■ Given task ■
Reproduce the full listing below unchanged, apart from the pictures.
::: Information supplied
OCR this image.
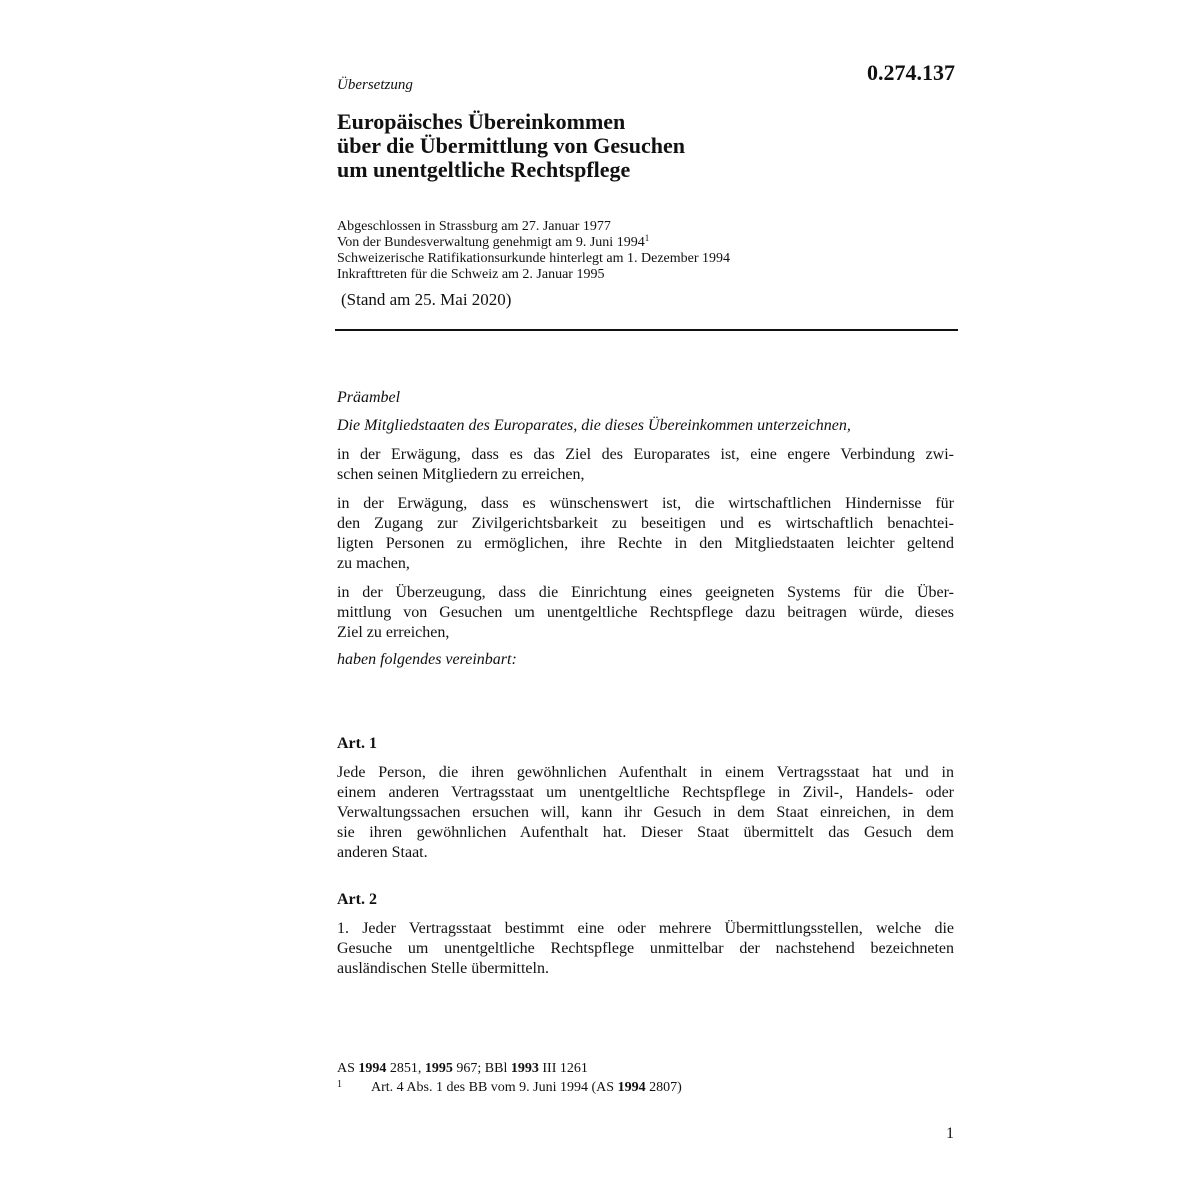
0.274.137
Übersetzung
Europäisches Übereinkommen
über die Übermittlung von Gesuchen
um unentgeltliche Rechtspflege
Abgeschlossen in Strassburg am 27. Januar 1977
Von der Bundesverwaltung genehmigt am 9. Juni 1994$^1$
Schweizerische Ratifikationsurkunde hinterlegt am 1. Dezember 1994
Inkrafttreten für die Schweiz am 2. Januar 1995
(Stand am 25. Mai 2020)
Präambel
Die Mitgliedstaaten des Europarates, die dieses Übereinkommen unterzeichnen,
in der Erwägung, dass es das Ziel des Europarates ist, eine engere Verbindung zwi-
schen seinen Mitgliedern zu erreichen,
in der Erwägung, dass es wünschenswert ist, die wirtschaftlichen Hindernisse für
den Zugang zur Zivilgerichtsbarkeit zu beseitigen und es wirtschaftlich benachtei-
ligten Personen zu ermöglichen, ihre Rechte in den Mitgliedstaaten leichter geltend
zu machen,
in der Überzeugung, dass die Einrichtung eines geeigneten Systems für die Über-
mittlung von Gesuchen um unentgeltliche Rechtspflege dazu beitragen würde, dieses
Ziel zu erreichen,
haben folgendes vereinbart:
Art. 1
Jede Person, die ihren gewöhnlichen Aufenthalt in einem Vertragsstaat hat und in
einem anderen Vertragsstaat um unentgeltliche Rechtspflege in Zivil-, Handels- oder
Verwaltungssachen ersuchen will, kann ihr Gesuch in dem Staat einreichen, in dem
sie ihren gewöhnlichen Aufenthalt hat. Dieser Staat übermittelt das Gesuch dem
anderen Staat.
Art. 2
1. Jeder Vertragsstaat bestimmt eine oder mehrere Übermittlungsstellen, welche die
Gesuche um unentgeltliche Rechtspflege unmittelbar der nachstehend bezeichneten
ausländischen Stelle übermitteln.
AS 1994 2851, 1995 967; BBl 1993 III 1261
1 Art. 4 Abs. 1 des BB vom 9. Juni 1994 (AS 1994 2807)
1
::::::
■ Correct output ■
OCR this image.
0.274.137
Übersetzung
Europäisches Übereinkommen
über die Übermittlung von Gesuchen
um unentgeltliche Rechtspflege
Abgeschlossen in Strassburg am 27. Januar 1977
Von der Bundesverwaltung genehmigt am 9. Juni 1994$^1$
Schweizerische Ratifikationsurkunde hinterlegt am 1. Dezember 1994
Inkrafttreten für die Schweiz am 2. Januar 1995
(Stand am 25. Mai 2020)
Präambel
Die Mitgliedstaaten des Europarates, die dieses Übereinkommen unterzeichnen,
in der Erwägung, dass es das Ziel des Europarates ist, eine engere Verbindung zwi-
schen seinen Mitgliedern zu erreichen,
in der Erwägung, dass es wünschenswert ist, die wirtschaftlichen Hindernisse für
den Zugang zur Zivilgerichtsbarkeit zu beseitigen und es wirtschaftlich benachtei-
ligten Personen zu ermöglichen, ihre Rechte in den Mitgliedstaaten leichter geltend
zu machen,
in der Überzeugung, dass die Einrichtung eines geeigneten Systems für die Über-
mittlung von Gesuchen um unentgeltliche Rechtspflege dazu beitragen würde, dieses
Ziel zu erreichen,
haben folgendes vereinbart:
Art. 1
Jede Person, die ihren gewöhnlichen Aufenthalt in einem Vertragsstaat hat und in
einem anderen Vertragsstaat um unentgeltliche Rechtspflege in Zivil-, Handels- oder
Verwaltungssachen ersuchen will, kann ihr Gesuch in dem Staat einreichen, in dem
sie ihren gewöhnlichen Aufenthalt hat. Dieser Staat übermittelt das Gesuch dem
anderen Staat.
Art. 2
1. Jeder Vertragsstaat bestimmt eine oder mehrere Übermittlungsstellen, welche die
Gesuche um unentgeltliche Rechtspflege unmittelbar der nachstehend bezeichneten
ausländischen Stelle übermitteln.
AS 1994 2851, 1995 967; BBl 1993 III 1261
1 Art. 4 Abs. 1 des BB vom 9. Juni 1994 (AS 1994 2807)
1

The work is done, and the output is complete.